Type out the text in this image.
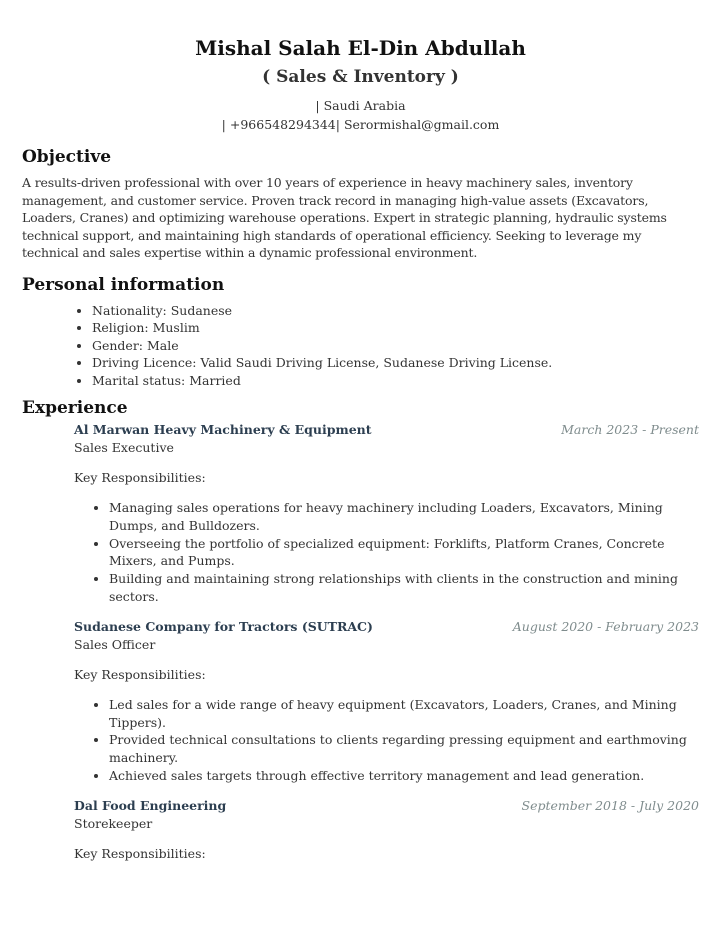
Mishal Salah El-Din Abdullah
( Sales & Inventory )
| Saudi Arabia
| +966548294344| Serormishal@gmail.com
Objective

A results-driven professional with over 10 years of experience in heavy machinery sales, inventory management, and customer service. Proven track record in managing high-value assets (Excavators, Loaders, Cranes) and optimizing warehouse operations. Expert in strategic planning, hydraulic systems technical support, and maintaining high standards of operational efficiency. Seeking to leverage my technical and sales expertise within a dynamic professional environment.

Personal information
• Nationality: Sudanese
• Religion: Muslim
• Gender: Male
• Driving Licence: Valid Saudi Driving License, Sudanese Driving License.
• Marital status: Married
Experience
Al Marwan Heavy Machinery & Equipment	March 2023 - Present
Sales Executive
Key Responsibilities:
• Managing sales operations for heavy machinery including Loaders, Excavators, Mining Dumps, and Bulldozers.
• Overseeing the portfolio of specialized equipment: Forklifts, Platform Cranes, Concrete Mixers, and Pumps.
• Building and maintaining strong relationships with clients in the construction and mining sectors.
Sudanese Company for Tractors (SUTRAC)	August 2020 - February 2023
Sales Officer
Key Responsibilities:
• Led sales for a wide range of heavy equipment (Excavators, Loaders, Cranes, and Mining Tippers).
• Provided technical consultations to clients regarding pressing equipment and earthmoving machinery.
• Achieved sales targets through effective territory management and lead generation.
Dal Food Engineering	September 2018 - July 2020
Storekeeper
Key Responsibilities:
- - - - - - -
Exercise prompt | Collect each line holding the string "Saudi".

Solution for this task |
| Saudi Arabia
• Driving Licence: Valid Saudi Driving License, Sudanese Driving License.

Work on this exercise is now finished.